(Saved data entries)
※ ※ ※
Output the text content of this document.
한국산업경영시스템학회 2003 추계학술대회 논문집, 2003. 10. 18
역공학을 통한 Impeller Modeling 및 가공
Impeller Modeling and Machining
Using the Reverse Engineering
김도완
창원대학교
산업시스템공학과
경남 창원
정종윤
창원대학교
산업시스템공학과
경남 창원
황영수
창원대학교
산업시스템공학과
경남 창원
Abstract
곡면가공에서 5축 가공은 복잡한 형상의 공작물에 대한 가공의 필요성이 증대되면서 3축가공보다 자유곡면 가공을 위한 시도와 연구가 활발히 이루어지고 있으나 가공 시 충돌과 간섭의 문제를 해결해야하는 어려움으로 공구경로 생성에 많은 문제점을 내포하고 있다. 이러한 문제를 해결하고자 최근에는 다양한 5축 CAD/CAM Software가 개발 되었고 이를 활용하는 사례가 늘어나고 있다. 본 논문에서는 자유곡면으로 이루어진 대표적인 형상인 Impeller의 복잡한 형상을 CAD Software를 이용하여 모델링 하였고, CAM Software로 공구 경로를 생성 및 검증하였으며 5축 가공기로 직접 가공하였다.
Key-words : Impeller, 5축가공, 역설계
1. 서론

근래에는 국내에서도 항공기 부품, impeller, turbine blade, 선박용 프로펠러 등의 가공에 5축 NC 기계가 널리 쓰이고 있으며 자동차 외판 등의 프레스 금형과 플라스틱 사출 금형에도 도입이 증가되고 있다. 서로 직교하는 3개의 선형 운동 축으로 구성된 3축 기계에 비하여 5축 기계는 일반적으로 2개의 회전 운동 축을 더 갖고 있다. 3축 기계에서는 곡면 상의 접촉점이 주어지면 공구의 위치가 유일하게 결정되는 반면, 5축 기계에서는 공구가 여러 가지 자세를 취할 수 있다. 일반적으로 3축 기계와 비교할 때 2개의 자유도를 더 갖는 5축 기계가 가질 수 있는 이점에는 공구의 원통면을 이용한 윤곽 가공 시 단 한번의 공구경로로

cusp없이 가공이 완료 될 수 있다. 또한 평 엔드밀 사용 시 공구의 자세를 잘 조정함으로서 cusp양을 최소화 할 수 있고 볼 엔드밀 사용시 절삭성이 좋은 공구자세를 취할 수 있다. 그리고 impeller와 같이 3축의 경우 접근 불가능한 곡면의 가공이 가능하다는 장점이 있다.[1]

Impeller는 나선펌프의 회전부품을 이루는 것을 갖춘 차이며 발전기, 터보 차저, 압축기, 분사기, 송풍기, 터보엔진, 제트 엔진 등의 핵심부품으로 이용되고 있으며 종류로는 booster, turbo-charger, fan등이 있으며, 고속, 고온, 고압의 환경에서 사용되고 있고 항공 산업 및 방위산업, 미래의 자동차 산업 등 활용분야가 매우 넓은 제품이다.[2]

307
※ ※ ※
*Problem requirements*
Exactly as they are written, print the entries again.

*Final result*
Output the text content of this document.
한국산업경영시스템학회 2003 추계학술대회 논문집, 2003. 10. 18
역공학을 통한 Impeller Modeling 및 가공
Impeller Modeling and Machining
Using the Reverse Engineering
김도완
창원대학교
산업시스템공학과
경남 창원
정종윤
창원대학교
산업시스템공학과
경남 창원
황영수
창원대학교
산업시스템공학과
경남 창원
Abstract
곡면가공에서 5축 가공은 복잡한 형상의 공작물에 대한 가공의 필요성이 증대되면서 3축가공보다 자유곡면 가공을 위한 시도와 연구가 활발히 이루어지고 있으나 가공 시 충돌과 간섭의 문제를 해결해야하는 어려움으로 공구경로 생성에 많은 문제점을 내포하고 있다. 이러한 문제를 해결하고자 최근에는 다양한 5축 CAD/CAM Software가 개발 되었고 이를 활용하는 사례가 늘어나고 있다. 본 논문에서는 자유곡면으로 이루어진 대표적인 형상인 Impeller의 복잡한 형상을 CAD Software를 이용하여 모델링 하였고, CAM Software로 공구 경로를 생성 및 검증하였으며 5축 가공기로 직접 가공하였다.
Key-words : Impeller, 5축가공, 역설계
1. 서론

근래에는 국내에서도 항공기 부품, impeller, turbine blade, 선박용 프로펠러 등의 가공에 5축 NC 기계가 널리 쓰이고 있으며 자동차 외판 등의 프레스 금형과 플라스틱 사출 금형에도 도입이 증가되고 있다. 서로 직교하는 3개의 선형 운동 축으로 구성된 3축 기계에 비하여 5축 기계는 일반적으로 2개의 회전 운동 축을 더 갖고 있다. 3축 기계에서는 곡면 상의 접촉점이 주어지면 공구의 위치가 유일하게 결정되는 반면, 5축 기계에서는 공구가 여러 가지 자세를 취할 수 있다. 일반적으로 3축 기계와 비교할 때 2개의 자유도를 더 갖는 5축 기계가 가질 수 있는 이점에는 공구의 원통면을 이용한 윤곽 가공 시 단 한번의 공구경로로

cusp없이 가공이 완료 될 수 있다. 또한 평 엔드밀 사용 시 공구의 자세를 잘 조정함으로서 cusp양을 최소화 할 수 있고 볼 엔드밀 사용시 절삭성이 좋은 공구자세를 취할 수 있다. 그리고 impeller와 같이 3축의 경우 접근 불가능한 곡면의 가공이 가능하다는 장점이 있다.[1]

Impeller는 나선펌프의 회전부품을 이루는 것을 갖춘 차이며 발전기, 터보 차저, 압축기, 분사기, 송풍기, 터보엔진, 제트 엔진 등의 핵심부품으로 이용되고 있으며 종류로는 booster, turbo-charger, fan등이 있으며, 고속, 고온, 고압의 환경에서 사용되고 있고 항공 산업 및 방위산업, 미래의 자동차 산업 등 활용분야가 매우 넓은 제품이다.[2]

307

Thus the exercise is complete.